┌─ Data rows
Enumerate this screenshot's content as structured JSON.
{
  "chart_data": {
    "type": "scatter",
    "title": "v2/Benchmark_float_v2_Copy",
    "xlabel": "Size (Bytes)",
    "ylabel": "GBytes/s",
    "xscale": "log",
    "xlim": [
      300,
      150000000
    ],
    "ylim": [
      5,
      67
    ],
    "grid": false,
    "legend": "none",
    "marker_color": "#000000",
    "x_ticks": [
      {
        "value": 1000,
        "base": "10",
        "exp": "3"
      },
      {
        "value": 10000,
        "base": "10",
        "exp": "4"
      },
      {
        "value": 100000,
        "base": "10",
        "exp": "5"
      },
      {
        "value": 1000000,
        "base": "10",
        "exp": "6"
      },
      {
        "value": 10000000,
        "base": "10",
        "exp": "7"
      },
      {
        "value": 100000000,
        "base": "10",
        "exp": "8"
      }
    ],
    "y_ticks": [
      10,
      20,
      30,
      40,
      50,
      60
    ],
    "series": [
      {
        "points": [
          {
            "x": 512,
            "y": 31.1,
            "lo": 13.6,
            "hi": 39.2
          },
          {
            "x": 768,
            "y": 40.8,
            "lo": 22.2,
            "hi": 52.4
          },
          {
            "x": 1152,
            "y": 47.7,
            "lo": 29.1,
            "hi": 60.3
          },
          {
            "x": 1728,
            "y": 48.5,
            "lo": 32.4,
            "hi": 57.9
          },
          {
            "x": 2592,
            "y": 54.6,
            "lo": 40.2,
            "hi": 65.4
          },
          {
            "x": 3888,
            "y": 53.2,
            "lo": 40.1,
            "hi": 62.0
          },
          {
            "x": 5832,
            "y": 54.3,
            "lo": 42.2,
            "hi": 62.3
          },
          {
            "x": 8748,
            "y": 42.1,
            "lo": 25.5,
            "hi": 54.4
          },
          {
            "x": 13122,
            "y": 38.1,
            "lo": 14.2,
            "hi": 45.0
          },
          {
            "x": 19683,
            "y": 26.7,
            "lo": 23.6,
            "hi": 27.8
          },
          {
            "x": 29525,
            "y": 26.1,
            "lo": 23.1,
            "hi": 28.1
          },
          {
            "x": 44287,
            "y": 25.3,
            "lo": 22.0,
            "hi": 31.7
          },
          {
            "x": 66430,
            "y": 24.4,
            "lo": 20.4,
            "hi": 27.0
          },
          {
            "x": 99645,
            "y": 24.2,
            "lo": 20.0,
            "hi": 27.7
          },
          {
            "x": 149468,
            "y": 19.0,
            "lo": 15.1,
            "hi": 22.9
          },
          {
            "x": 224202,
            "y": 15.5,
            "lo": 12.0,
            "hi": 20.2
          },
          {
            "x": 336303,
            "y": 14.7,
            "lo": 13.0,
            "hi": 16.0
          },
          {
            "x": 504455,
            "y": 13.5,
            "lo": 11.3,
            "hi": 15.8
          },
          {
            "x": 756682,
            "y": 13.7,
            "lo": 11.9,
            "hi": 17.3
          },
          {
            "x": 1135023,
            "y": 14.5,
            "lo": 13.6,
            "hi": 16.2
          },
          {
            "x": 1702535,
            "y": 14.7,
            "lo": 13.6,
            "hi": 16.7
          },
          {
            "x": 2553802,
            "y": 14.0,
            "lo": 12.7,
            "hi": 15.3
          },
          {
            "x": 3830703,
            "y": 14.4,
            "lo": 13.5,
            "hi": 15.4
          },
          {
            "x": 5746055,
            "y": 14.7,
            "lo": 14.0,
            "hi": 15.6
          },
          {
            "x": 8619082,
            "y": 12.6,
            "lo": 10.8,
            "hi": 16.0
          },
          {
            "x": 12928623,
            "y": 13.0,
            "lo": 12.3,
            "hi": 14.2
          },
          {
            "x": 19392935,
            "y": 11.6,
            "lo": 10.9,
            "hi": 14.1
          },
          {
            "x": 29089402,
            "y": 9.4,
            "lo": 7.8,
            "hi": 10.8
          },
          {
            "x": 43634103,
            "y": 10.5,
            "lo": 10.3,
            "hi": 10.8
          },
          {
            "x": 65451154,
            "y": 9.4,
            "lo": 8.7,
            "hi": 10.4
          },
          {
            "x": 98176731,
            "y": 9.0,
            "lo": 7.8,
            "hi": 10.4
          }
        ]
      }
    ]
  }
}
└─
Show every line in the records above that contains the word "value".

**Task solution**
        "value": 1000,
        "value": 10000,
        "value": 100000,
        "value": 1000000,
        "value": 10000000,
        "value": 100000000,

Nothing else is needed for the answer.